TASK TO CARRY OUT ::
Copy each line that contains the word "Taste".

Collected data entries:
········

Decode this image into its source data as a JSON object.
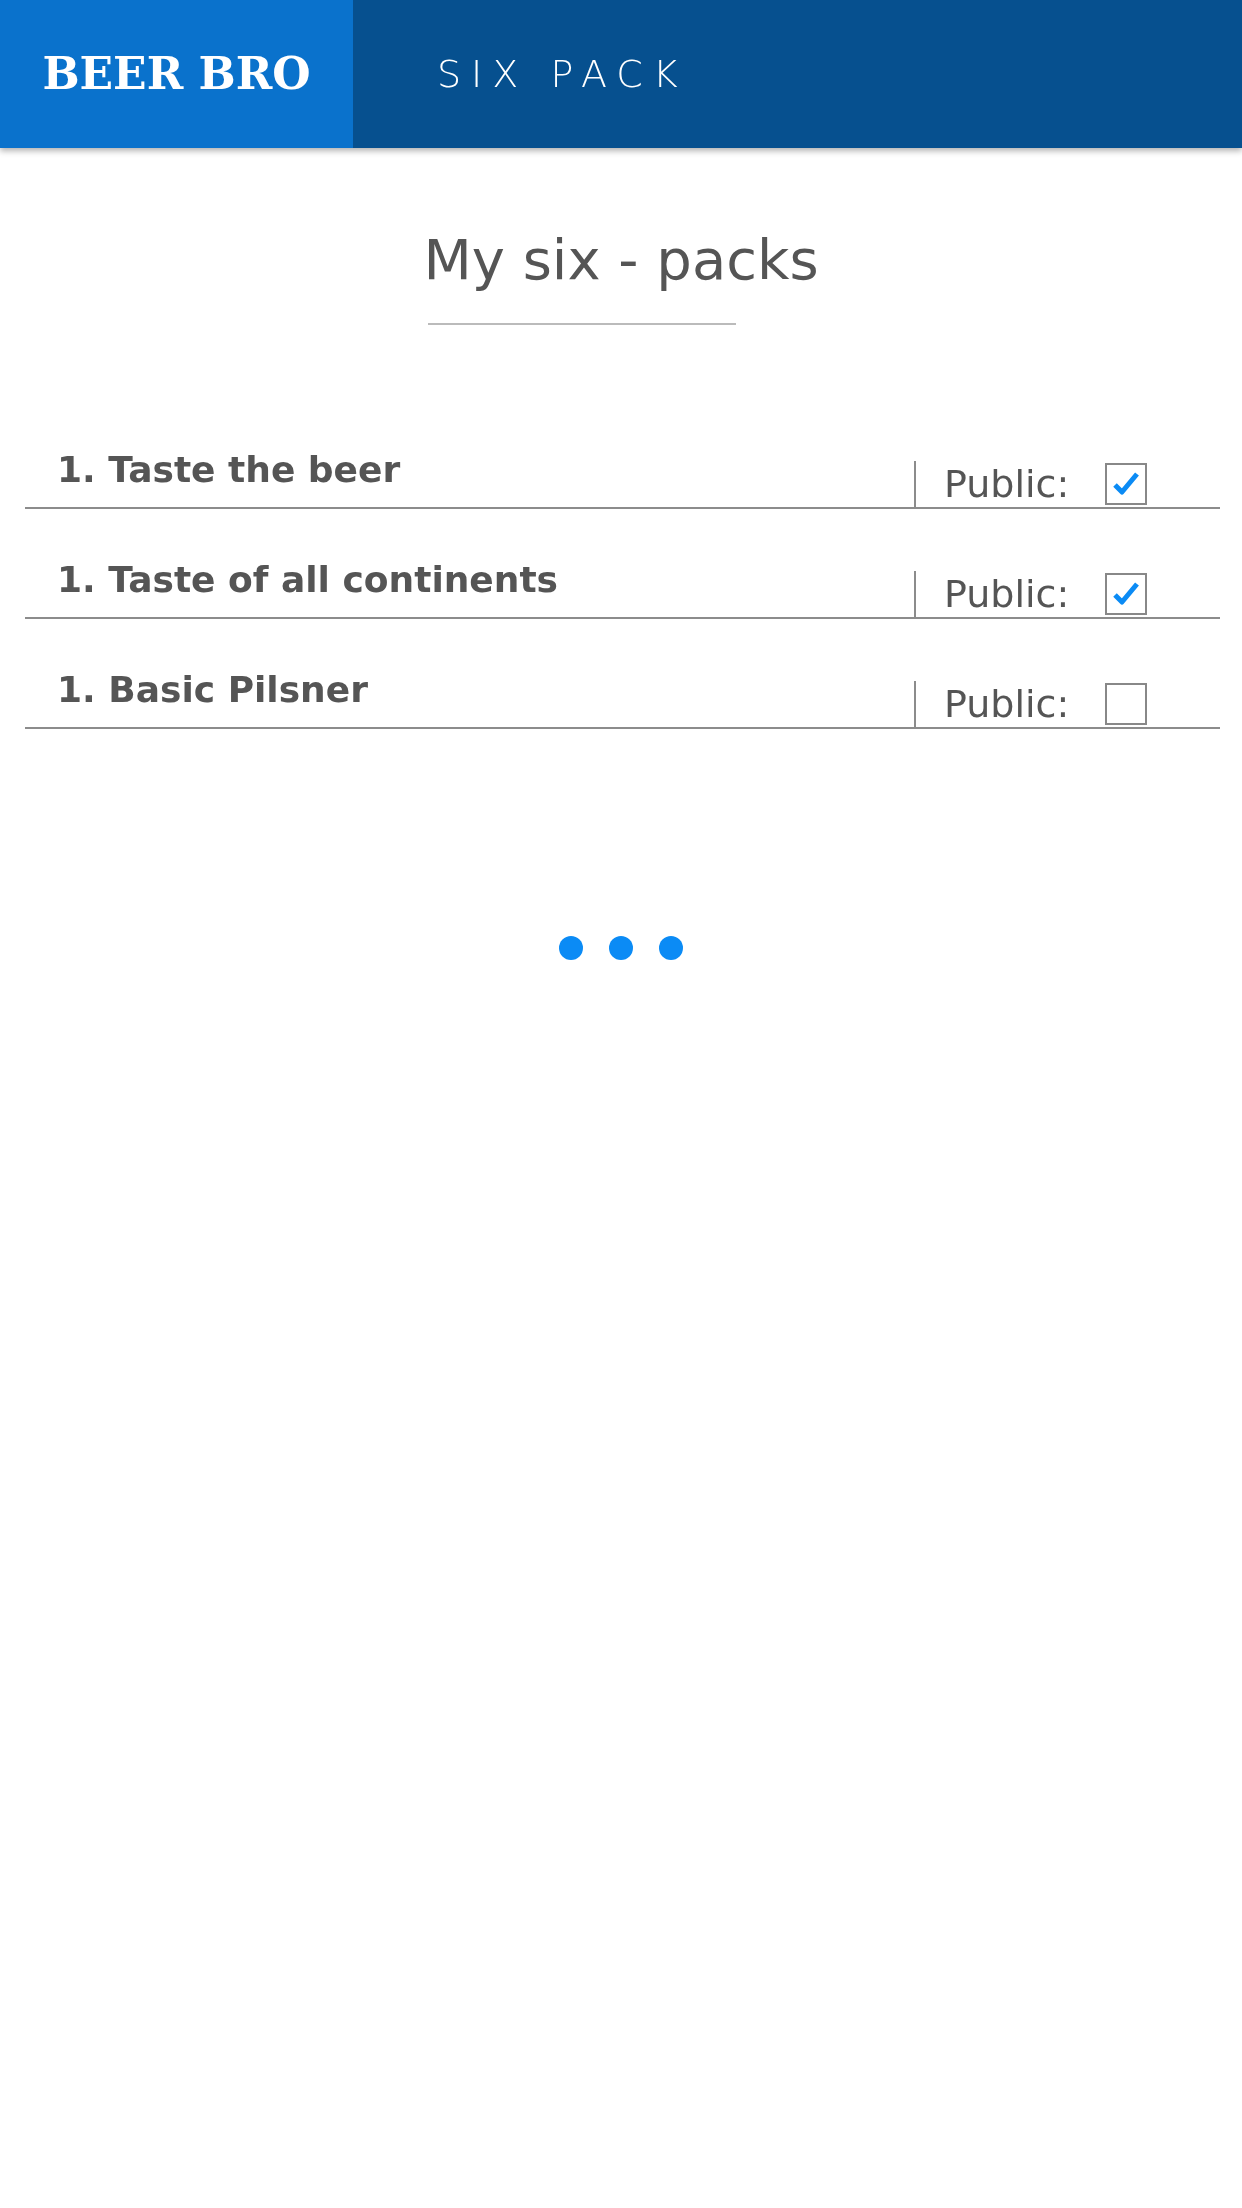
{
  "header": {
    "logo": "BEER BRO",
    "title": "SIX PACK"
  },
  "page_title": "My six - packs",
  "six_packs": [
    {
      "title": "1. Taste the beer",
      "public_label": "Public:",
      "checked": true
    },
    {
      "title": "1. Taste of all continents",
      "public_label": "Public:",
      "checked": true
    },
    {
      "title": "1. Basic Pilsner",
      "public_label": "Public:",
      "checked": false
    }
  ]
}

········

RESPONSE TO THIS EXERCISE ::
      "title": "1. Taste the beer",
      "title": "1. Taste of all continents",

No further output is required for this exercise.